What you should do: Every line of the material below should be repeated exactly.

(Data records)
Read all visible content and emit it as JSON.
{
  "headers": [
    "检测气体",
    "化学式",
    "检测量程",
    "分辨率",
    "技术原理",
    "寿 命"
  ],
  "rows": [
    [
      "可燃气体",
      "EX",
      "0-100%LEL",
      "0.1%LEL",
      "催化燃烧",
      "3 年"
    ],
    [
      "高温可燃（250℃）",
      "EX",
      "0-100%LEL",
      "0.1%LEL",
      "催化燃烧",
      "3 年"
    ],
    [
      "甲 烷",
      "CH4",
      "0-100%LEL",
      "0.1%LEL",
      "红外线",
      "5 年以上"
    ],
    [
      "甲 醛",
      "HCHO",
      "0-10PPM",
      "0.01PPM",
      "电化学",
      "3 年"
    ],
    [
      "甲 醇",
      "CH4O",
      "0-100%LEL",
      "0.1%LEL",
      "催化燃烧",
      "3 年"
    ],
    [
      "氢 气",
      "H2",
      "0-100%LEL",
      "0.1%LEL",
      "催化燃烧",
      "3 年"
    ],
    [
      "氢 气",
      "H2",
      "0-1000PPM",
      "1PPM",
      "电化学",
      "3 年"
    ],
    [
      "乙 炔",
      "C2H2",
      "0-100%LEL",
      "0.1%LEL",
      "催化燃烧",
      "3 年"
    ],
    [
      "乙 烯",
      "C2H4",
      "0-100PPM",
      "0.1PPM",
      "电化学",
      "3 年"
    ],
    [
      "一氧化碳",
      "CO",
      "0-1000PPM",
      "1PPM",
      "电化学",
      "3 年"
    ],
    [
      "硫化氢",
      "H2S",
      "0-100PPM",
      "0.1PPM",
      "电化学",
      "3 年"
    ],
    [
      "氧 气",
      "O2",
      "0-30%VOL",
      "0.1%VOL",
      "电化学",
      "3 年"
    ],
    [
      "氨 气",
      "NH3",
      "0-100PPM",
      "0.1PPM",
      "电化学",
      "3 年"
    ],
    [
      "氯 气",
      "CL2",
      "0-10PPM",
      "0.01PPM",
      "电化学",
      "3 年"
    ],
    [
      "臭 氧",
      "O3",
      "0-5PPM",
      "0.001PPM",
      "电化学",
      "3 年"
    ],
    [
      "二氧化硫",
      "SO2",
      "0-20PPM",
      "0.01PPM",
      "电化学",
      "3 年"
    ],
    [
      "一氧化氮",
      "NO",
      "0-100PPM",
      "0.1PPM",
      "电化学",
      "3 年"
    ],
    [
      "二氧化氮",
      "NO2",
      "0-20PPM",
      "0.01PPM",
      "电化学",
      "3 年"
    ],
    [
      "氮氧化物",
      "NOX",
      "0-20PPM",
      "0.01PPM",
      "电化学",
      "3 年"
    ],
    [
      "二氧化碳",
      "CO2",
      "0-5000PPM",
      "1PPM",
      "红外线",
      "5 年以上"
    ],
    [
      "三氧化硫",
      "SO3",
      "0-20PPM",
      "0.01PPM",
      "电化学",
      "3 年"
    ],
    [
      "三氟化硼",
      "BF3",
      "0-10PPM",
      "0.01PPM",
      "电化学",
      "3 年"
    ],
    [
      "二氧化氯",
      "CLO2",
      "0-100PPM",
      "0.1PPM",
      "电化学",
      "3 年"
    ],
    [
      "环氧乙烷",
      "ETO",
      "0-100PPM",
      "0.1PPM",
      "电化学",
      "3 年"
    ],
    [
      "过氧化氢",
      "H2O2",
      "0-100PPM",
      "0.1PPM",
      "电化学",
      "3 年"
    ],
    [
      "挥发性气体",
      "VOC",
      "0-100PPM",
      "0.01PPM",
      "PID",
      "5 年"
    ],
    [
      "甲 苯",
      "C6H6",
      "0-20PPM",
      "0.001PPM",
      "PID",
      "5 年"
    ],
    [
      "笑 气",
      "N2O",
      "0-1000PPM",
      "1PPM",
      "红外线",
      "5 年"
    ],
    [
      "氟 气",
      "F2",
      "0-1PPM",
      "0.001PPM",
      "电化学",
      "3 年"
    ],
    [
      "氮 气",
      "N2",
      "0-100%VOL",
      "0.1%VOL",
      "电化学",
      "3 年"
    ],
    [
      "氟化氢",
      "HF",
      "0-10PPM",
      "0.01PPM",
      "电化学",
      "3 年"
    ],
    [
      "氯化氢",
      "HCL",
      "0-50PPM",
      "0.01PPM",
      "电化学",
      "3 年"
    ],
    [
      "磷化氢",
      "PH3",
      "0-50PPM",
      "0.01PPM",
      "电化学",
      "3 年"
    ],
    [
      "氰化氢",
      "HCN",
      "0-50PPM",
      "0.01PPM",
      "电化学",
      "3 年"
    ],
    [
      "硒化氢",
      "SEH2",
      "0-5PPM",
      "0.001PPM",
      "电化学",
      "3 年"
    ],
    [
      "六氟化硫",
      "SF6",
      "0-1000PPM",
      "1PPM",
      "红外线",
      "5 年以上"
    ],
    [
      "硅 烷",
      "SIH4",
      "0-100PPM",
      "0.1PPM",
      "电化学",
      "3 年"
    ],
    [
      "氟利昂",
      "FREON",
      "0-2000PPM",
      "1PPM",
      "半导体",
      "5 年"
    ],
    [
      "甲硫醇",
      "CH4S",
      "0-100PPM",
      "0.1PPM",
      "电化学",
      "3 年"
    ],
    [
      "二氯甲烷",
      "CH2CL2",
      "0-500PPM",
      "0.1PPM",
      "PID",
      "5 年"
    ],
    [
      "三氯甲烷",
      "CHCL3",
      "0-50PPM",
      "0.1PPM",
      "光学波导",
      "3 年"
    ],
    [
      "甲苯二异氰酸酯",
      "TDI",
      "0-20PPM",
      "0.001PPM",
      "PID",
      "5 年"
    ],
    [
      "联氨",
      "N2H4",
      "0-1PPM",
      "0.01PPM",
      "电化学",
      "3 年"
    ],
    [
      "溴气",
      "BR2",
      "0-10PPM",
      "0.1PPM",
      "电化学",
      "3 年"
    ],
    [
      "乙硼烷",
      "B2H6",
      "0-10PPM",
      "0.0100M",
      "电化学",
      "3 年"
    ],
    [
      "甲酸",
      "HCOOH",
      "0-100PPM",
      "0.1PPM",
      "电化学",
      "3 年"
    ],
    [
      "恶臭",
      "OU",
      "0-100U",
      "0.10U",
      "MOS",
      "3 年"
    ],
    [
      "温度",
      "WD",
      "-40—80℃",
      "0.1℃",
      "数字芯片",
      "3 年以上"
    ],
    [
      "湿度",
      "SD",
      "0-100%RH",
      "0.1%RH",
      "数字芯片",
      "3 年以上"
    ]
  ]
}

Complete response:
Read all visible content and emit it as JSON.
{
  "headers": [
    "检测气体",
    "化学式",
    "检测量程",
    "分辨率",
    "技术原理",
    "寿 命"
  ],
  "rows": [
    [
      "可燃气体",
      "EX",
      "0-100%LEL",
      "0.1%LEL",
      "催化燃烧",
      "3 年"
    ],
    [
      "高温可燃（250℃）",
      "EX",
      "0-100%LEL",
      "0.1%LEL",
      "催化燃烧",
      "3 年"
    ],
    [
      "甲 烷",
      "CH4",
      "0-100%LEL",
      "0.1%LEL",
      "红外线",
      "5 年以上"
    ],
    [
      "甲 醛",
      "HCHO",
      "0-10PPM",
      "0.01PPM",
      "电化学",
      "3 年"
    ],
    [
      "甲 醇",
      "CH4O",
      "0-100%LEL",
      "0.1%LEL",
      "催化燃烧",
      "3 年"
    ],
    [
      "氢 气",
      "H2",
      "0-100%LEL",
      "0.1%LEL",
      "催化燃烧",
      "3 年"
    ],
    [
      "氢 气",
      "H2",
      "0-1000PPM",
      "1PPM",
      "电化学",
      "3 年"
    ],
    [
      "乙 炔",
      "C2H2",
      "0-100%LEL",
      "0.1%LEL",
      "催化燃烧",
      "3 年"
    ],
    [
      "乙 烯",
      "C2H4",
      "0-100PPM",
      "0.1PPM",
      "电化学",
      "3 年"
    ],
    [
      "一氧化碳",
      "CO",
      "0-1000PPM",
      "1PPM",
      "电化学",
      "3 年"
    ],
    [
      "硫化氢",
      "H2S",
      "0-100PPM",
      "0.1PPM",
      "电化学",
      "3 年"
    ],
    [
      "氧 气",
      "O2",
      "0-30%VOL",
      "0.1%VOL",
      "电化学",
      "3 年"
    ],
    [
      "氨 气",
      "NH3",
      "0-100PPM",
      "0.1PPM",
      "电化学",
      "3 年"
    ],
    [
      "氯 气",
      "CL2",
      "0-10PPM",
      "0.01PPM",
      "电化学",
      "3 年"
    ],
    [
      "臭 氧",
      "O3",
      "0-5PPM",
      "0.001PPM",
      "电化学",
      "3 年"
    ],
    [
      "二氧化硫",
      "SO2",
      "0-20PPM",
      "0.01PPM",
      "电化学",
      "3 年"
    ],
    [
      "一氧化氮",
      "NO",
      "0-100PPM",
      "0.1PPM",
      "电化学",
      "3 年"
    ],
    [
      "二氧化氮",
      "NO2",
      "0-20PPM",
      "0.01PPM",
      "电化学",
      "3 年"
    ],
    [
      "氮氧化物",
      "NOX",
      "0-20PPM",
      "0.01PPM",
      "电化学",
      "3 年"
    ],
    [
      "二氧化碳",
      "CO2",
      "0-5000PPM",
      "1PPM",
      "红外线",
      "5 年以上"
    ],
    [
      "三氧化硫",
      "SO3",
      "0-20PPM",
      "0.01PPM",
      "电化学",
      "3 年"
    ],
    [
      "三氟化硼",
      "BF3",
      "0-10PPM",
      "0.01PPM",
      "电化学",
      "3 年"
    ],
    [
      "二氧化氯",
      "CLO2",
      "0-100PPM",
      "0.1PPM",
      "电化学",
      "3 年"
    ],
    [
      "环氧乙烷",
      "ETO",
      "0-100PPM",
      "0.1PPM",
      "电化学",
      "3 年"
    ],
    [
      "过氧化氢",
      "H2O2",
      "0-100PPM",
      "0.1PPM",
      "电化学",
      "3 年"
    ],
    [
      "挥发性气体",
      "VOC",
      "0-100PPM",
      "0.01PPM",
      "PID",
      "5 年"
    ],
    [
      "甲 苯",
      "C6H6",
      "0-20PPM",
      "0.001PPM",
      "PID",
      "5 年"
    ],
    [
      "笑 气",
      "N2O",
      "0-1000PPM",
      "1PPM",
      "红外线",
      "5 年"
    ],
    [
      "氟 气",
      "F2",
      "0-1PPM",
      "0.001PPM",
      "电化学",
      "3 年"
    ],
    [
      "氮 气",
      "N2",
      "0-100%VOL",
      "0.1%VOL",
      "电化学",
      "3 年"
    ],
    [
      "氟化氢",
      "HF",
      "0-10PPM",
      "0.01PPM",
      "电化学",
      "3 年"
    ],
    [
      "氯化氢",
      "HCL",
      "0-50PPM",
      "0.01PPM",
      "电化学",
      "3 年"
    ],
    [
      "磷化氢",
      "PH3",
      "0-50PPM",
      "0.01PPM",
      "电化学",
      "3 年"
    ],
    [
      "氰化氢",
      "HCN",
      "0-50PPM",
      "0.01PPM",
      "电化学",
      "3 年"
    ],
    [
      "硒化氢",
      "SEH2",
      "0-5PPM",
      "0.001PPM",
      "电化学",
      "3 年"
    ],
    [
      "六氟化硫",
      "SF6",
      "0-1000PPM",
      "1PPM",
      "红外线",
      "5 年以上"
    ],
    [
      "硅 烷",
      "SIH4",
      "0-100PPM",
      "0.1PPM",
      "电化学",
      "3 年"
    ],
    [
      "氟利昂",
      "FREON",
      "0-2000PPM",
      "1PPM",
      "半导体",
      "5 年"
    ],
    [
      "甲硫醇",
      "CH4S",
      "0-100PPM",
      "0.1PPM",
      "电化学",
      "3 年"
    ],
    [
      "二氯甲烷",
      "CH2CL2",
      "0-500PPM",
      "0.1PPM",
      "PID",
      "5 年"
    ],
    [
      "三氯甲烷",
      "CHCL3",
      "0-50PPM",
      "0.1PPM",
      "光学波导",
      "3 年"
    ],
    [
      "甲苯二异氰酸酯",
      "TDI",
      "0-20PPM",
      "0.001PPM",
      "PID",
      "5 年"
    ],
    [
      "联氨",
      "N2H4",
      "0-1PPM",
      "0.01PPM",
      "电化学",
      "3 年"
    ],
    [
      "溴气",
      "BR2",
      "0-10PPM",
      "0.1PPM",
      "电化学",
      "3 年"
    ],
    [
      "乙硼烷",
      "B2H6",
      "0-10PPM",
      "0.0100M",
      "电化学",
      "3 年"
    ],
    [
      "甲酸",
      "HCOOH",
      "0-100PPM",
      "0.1PPM",
      "电化学",
      "3 年"
    ],
    [
      "恶臭",
      "OU",
      "0-100U",
      "0.10U",
      "MOS",
      "3 年"
    ],
    [
      "温度",
      "WD",
      "-40—80℃",
      "0.1℃",
      "数字芯片",
      "3 年以上"
    ],
    [
      "湿度",
      "SD",
      "0-100%RH",
      "0.1%RH",
      "数字芯片",
      "3 年以上"
    ]
  ]
}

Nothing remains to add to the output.